[Dataset excerpts]
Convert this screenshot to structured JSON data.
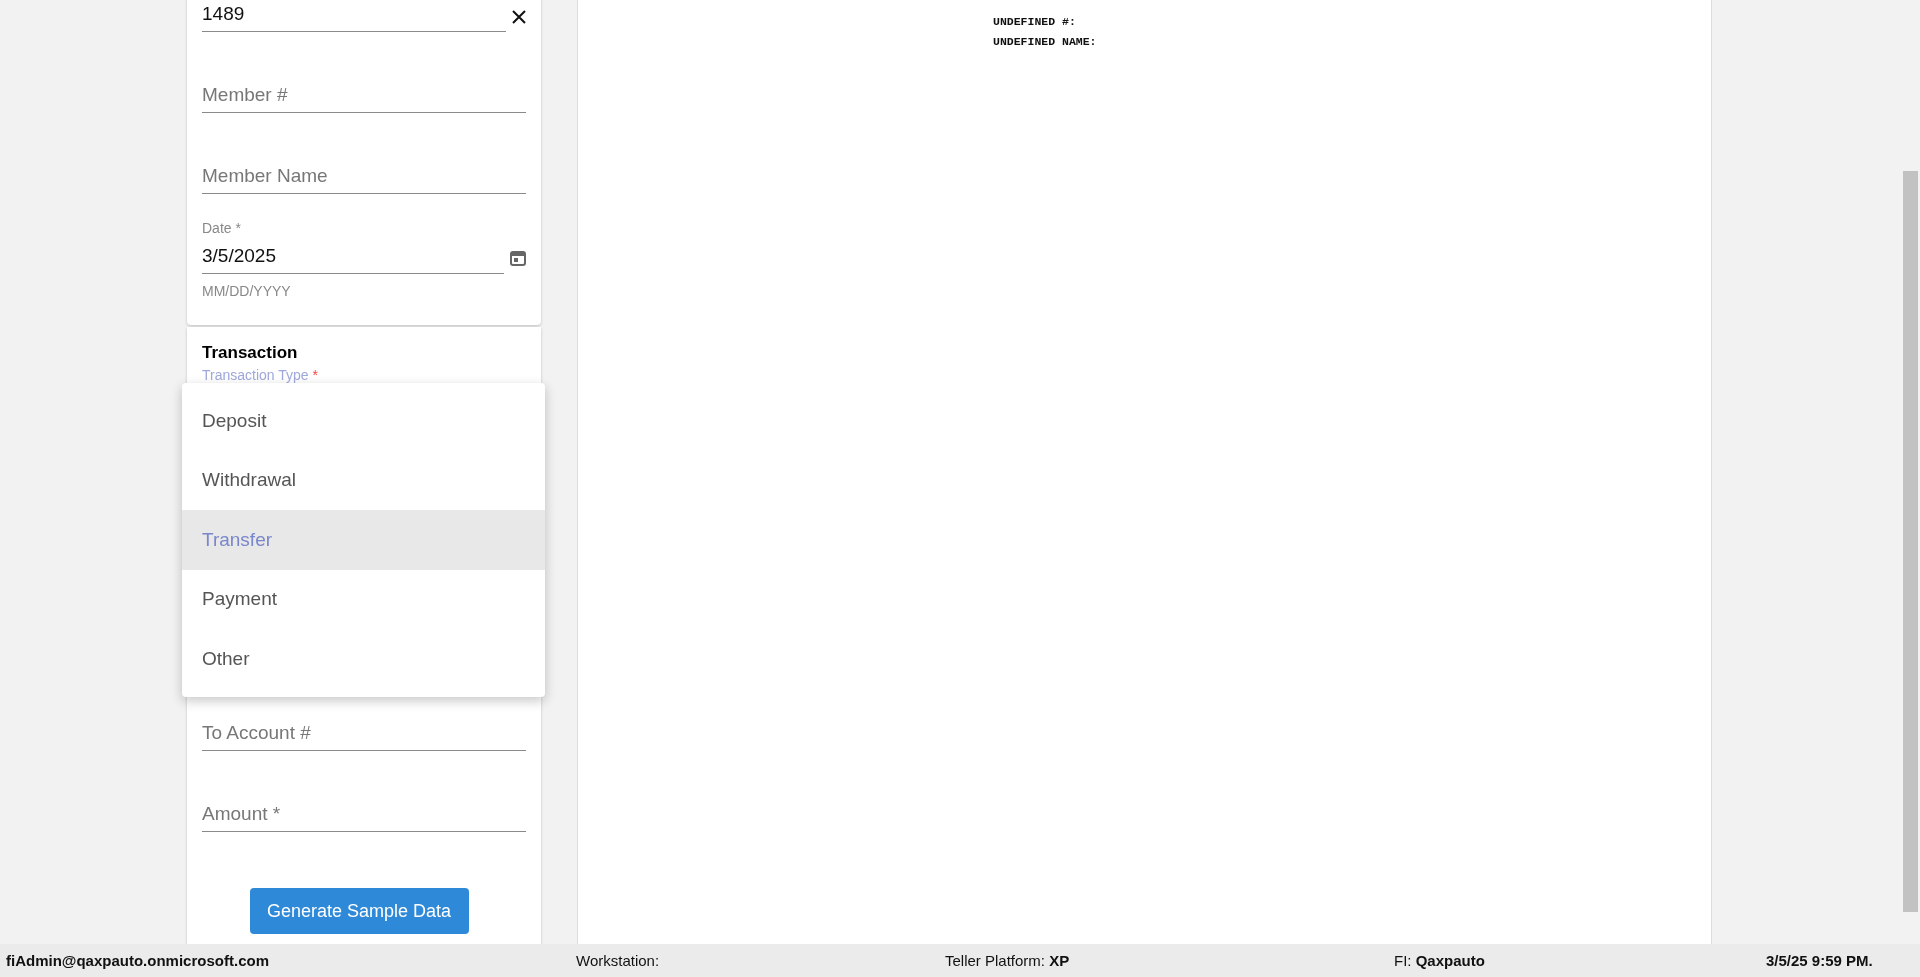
{
  "id_field": {
    "value": "1489"
  },
  "member_fields": [
    {
      "placeholder": "Member #"
    },
    {
      "placeholder": "Member Name"
    }
  ],
  "date_field": {
    "label": "Date *",
    "value": "3/5/2025",
    "helper": "MM/DD/YYYY"
  },
  "transaction": {
    "title": "Transaction",
    "type_label": "Transaction Type",
    "required_mark": "*",
    "options": [
      {
        "label": "Deposit",
        "selected": false
      },
      {
        "label": "Withdrawal",
        "selected": false
      },
      {
        "label": "Transfer",
        "selected": true
      },
      {
        "label": "Payment",
        "selected": false
      },
      {
        "label": "Other",
        "selected": false
      }
    ]
  },
  "lower_fields": [
    {
      "placeholder": "To Account #"
    },
    {
      "placeholder": "Amount *"
    }
  ],
  "button": "Generate Sample Data",
  "receipt": {
    "lines": [
      {
        "label": "UNDEFINED #:"
      },
      {
        "label": "UNDEFINED NAME:"
      }
    ]
  },
  "status_bar": {
    "user": "fiAdmin@qaxpauto.onmicrosoft.com",
    "workstation": "Workstation:",
    "platform": "Teller Platform: **XP**",
    "fi": "FI: **Qaxpauto**",
    "datetime": "3/5/25 9:59 PM."
  }
}
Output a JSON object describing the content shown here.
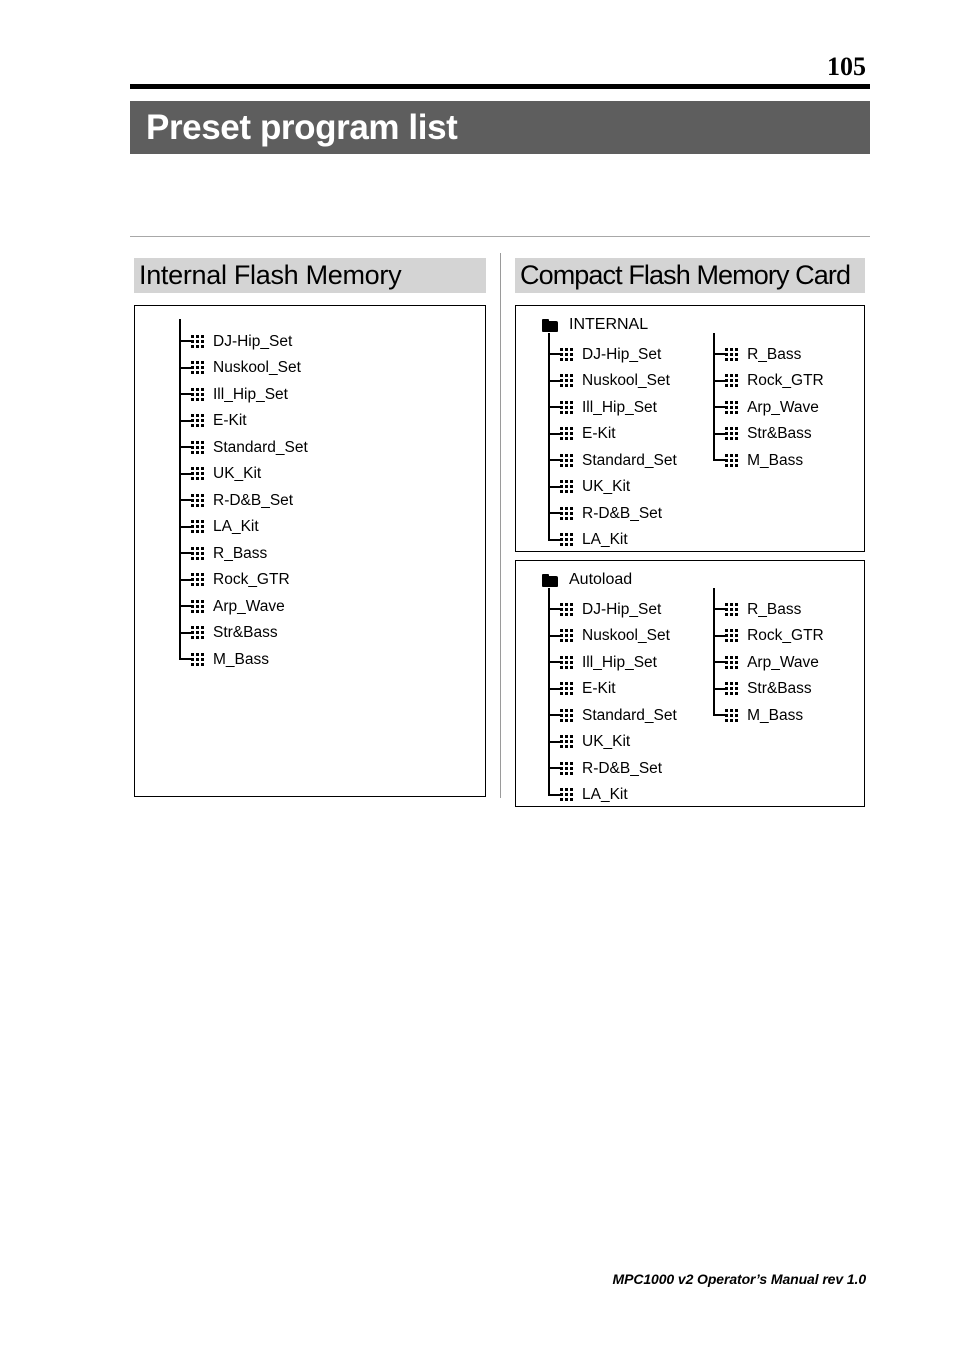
{
  "page": {
    "number": "105",
    "title": "Preset program list",
    "footer": "MPC1000 v2 Operator’s Manual rev 1.0",
    "colors": {
      "title_bar_bg": "#5e5e5e",
      "title_bar_text": "#ffffff",
      "section_head_bg": "#d4d4d4",
      "rule": "#a8a8a8",
      "panel_border": "#000000"
    }
  },
  "columns": {
    "internal_flash": {
      "heading": "Internal Flash Memory",
      "items": [
        "DJ-Hip_Set",
        "Nuskool_Set",
        "Ill_Hip_Set",
        "E-Kit",
        "Standard_Set",
        "UK_Kit",
        "R-D&B_Set",
        "LA_Kit",
        "R_Bass",
        "Rock_GTR",
        "Arp_Wave",
        "Str&Bass",
        "M_Bass"
      ]
    },
    "compact_flash": {
      "heading": "Compact Flash Memory Card",
      "folders": [
        {
          "name": "INTERNAL",
          "icon": "folder-icon",
          "column_a": [
            "DJ-Hip_Set",
            "Nuskool_Set",
            "Ill_Hip_Set",
            "E-Kit",
            "Standard_Set",
            "UK_Kit",
            "R-D&B_Set",
            "LA_Kit"
          ],
          "column_b": [
            "R_Bass",
            "Rock_GTR",
            "Arp_Wave",
            "Str&Bass",
            "M_Bass"
          ]
        },
        {
          "name": "Autoload",
          "icon": "folder-icon",
          "column_a": [
            "DJ-Hip_Set",
            "Nuskool_Set",
            "Ill_Hip_Set",
            "E-Kit",
            "Standard_Set",
            "UK_Kit",
            "R-D&B_Set",
            "LA_Kit"
          ],
          "column_b": [
            "R_Bass",
            "Rock_GTR",
            "Arp_Wave",
            "Str&Bass",
            "M_Bass"
          ]
        }
      ]
    }
  }
}
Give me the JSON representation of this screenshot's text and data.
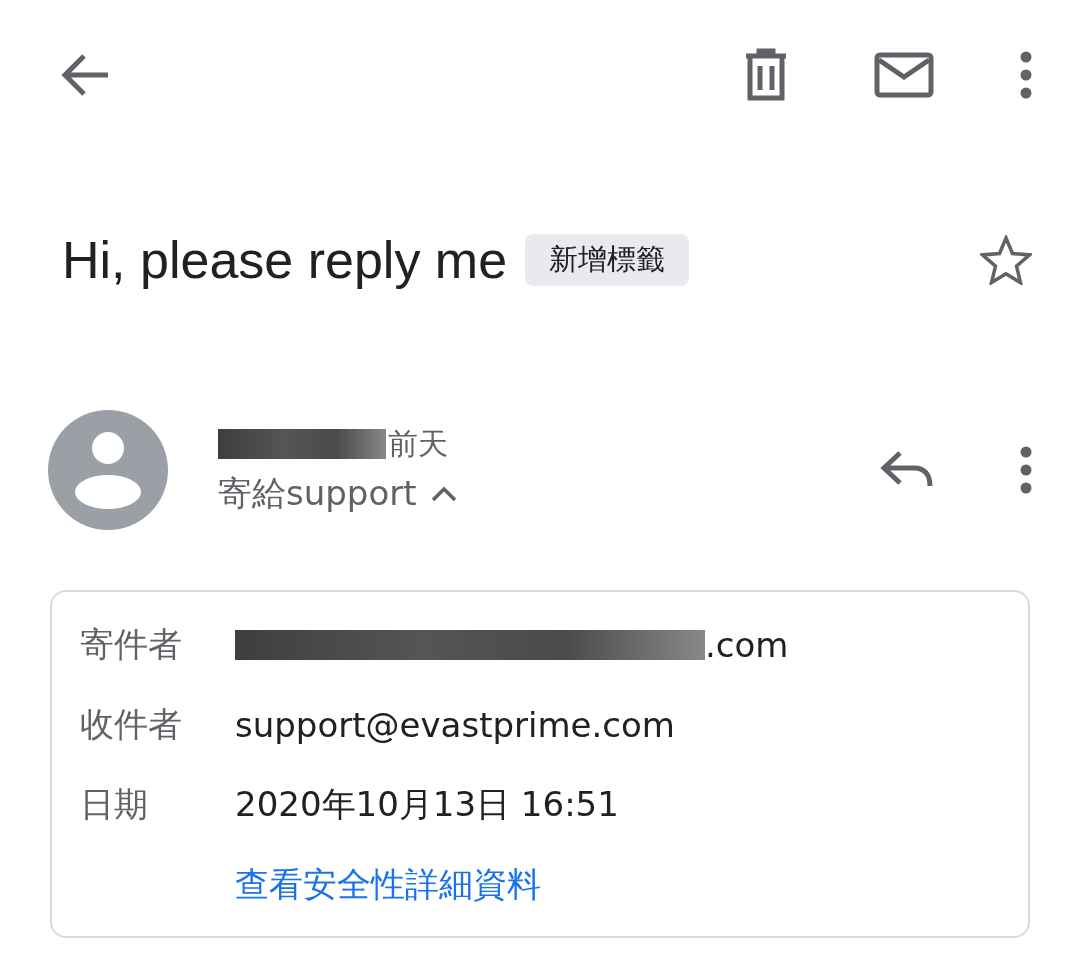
{
  "subject": "Hi, please reply me",
  "label_chip": "新增標籤",
  "starred": false,
  "sender": {
    "name_redacted": true,
    "time": "前天",
    "recipient_line": "寄給support",
    "details_expanded": true
  },
  "details": [
    {
      "label": "寄件者",
      "value": ".com",
      "redacted": true
    },
    {
      "label": "收件者",
      "value": "support@evastprime.com",
      "redacted": false
    },
    {
      "label": "日期",
      "value": "2020年10月13日 16:51",
      "redacted": false
    }
  ],
  "security_link": "查看安全性詳細資料"
}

▸ **Stated problem**
Copy each line in full and exactly, omitting any picture.

▸ **Answer**
Convert this screenshot to structured JSON data.
{
  "id_field": {
    "value": "1489"
  },
  "member_fields": [
    {
      "placeholder": "Member #"
    },
    {
      "placeholder": "Member Name"
    }
  ],
  "date_field": {
    "label": "Date *",
    "value": "3/5/2025",
    "helper": "MM/DD/YYYY"
  },
  "transaction": {
    "title": "Transaction",
    "type_label": "Transaction Type",
    "required_mark": "*",
    "options": [
      {
        "label": "Deposit",
        "selected": false
      },
      {
        "label": "Withdrawal",
        "selected": false
      },
      {
        "label": "Transfer",
        "selected": true
      },
      {
        "label": "Payment",
        "selected": false
      },
      {
        "label": "Other",
        "selected": false
      }
    ]
  },
  "lower_fields": [
    {
      "placeholder": "To Account #"
    },
    {
      "placeholder": "Amount *"
    }
  ],
  "button": "Generate Sample Data",
  "receipt": {
    "lines": [
      {
        "label": "UNDEFINED #:"
      },
      {
        "label": "UNDEFINED NAME:"
      }
    ]
  },
  "status_bar": {
    "user": "fiAdmin@qaxpauto.onmicrosoft.com",
    "workstation": "Workstation:",
    "platform": "Teller Platform: **XP**",
    "fi": "FI: **Qaxpauto**",
    "datetime": "3/5/25 9:59 PM."
  }
}
Output a JSON object describing the content shown here.
{
  "page": {
    "number": "105",
    "title": "Preset program list",
    "footer": "MPC1000 v2 Operator’s Manual rev 1.0",
    "colors": {
      "title_bar_bg": "#5e5e5e",
      "title_bar_text": "#ffffff",
      "section_head_bg": "#d4d4d4",
      "rule": "#a8a8a8",
      "panel_border": "#000000"
    }
  },
  "columns": {
    "internal_flash": {
      "heading": "Internal Flash Memory",
      "items": [
        "DJ-Hip_Set",
        "Nuskool_Set",
        "Ill_Hip_Set",
        "E-Kit",
        "Standard_Set",
        "UK_Kit",
        "R-D&B_Set",
        "LA_Kit",
        "R_Bass",
        "Rock_GTR",
        "Arp_Wave",
        "Str&Bass",
        "M_Bass"
      ]
    },
    "compact_flash": {
      "heading": "Compact Flash Memory Card",
      "folders": [
        {
          "name": "INTERNAL",
          "icon": "folder-icon",
          "column_a": [
            "DJ-Hip_Set",
            "Nuskool_Set",
            "Ill_Hip_Set",
            "E-Kit",
            "Standard_Set",
            "UK_Kit",
            "R-D&B_Set",
            "LA_Kit"
          ],
          "column_b": [
            "R_Bass",
            "Rock_GTR",
            "Arp_Wave",
            "Str&Bass",
            "M_Bass"
          ]
        },
        {
          "name": "Autoload",
          "icon": "folder-icon",
          "column_a": [
            "DJ-Hip_Set",
            "Nuskool_Set",
            "Ill_Hip_Set",
            "E-Kit",
            "Standard_Set",
            "UK_Kit",
            "R-D&B_Set",
            "LA_Kit"
          ],
          "column_b": [
            "R_Bass",
            "Rock_GTR",
            "Arp_Wave",
            "Str&Bass",
            "M_Bass"
          ]
        }
      ]
    }
  }
}
Give me the JSON representation of this screenshot's text and data.
{
  "subject": "Hi, please reply me",
  "label_chip": "新增標籤",
  "starred": false,
  "sender": {
    "name_redacted": true,
    "time": "前天",
    "recipient_line": "寄給support",
    "details_expanded": true
  },
  "details": [
    {
      "label": "寄件者",
      "value": ".com",
      "redacted": true
    },
    {
      "label": "收件者",
      "value": "support@evastprime.com",
      "redacted": false
    },
    {
      "label": "日期",
      "value": "2020年10月13日 16:51",
      "redacted": false
    }
  ],
  "security_link": "查看安全性詳細資料"
}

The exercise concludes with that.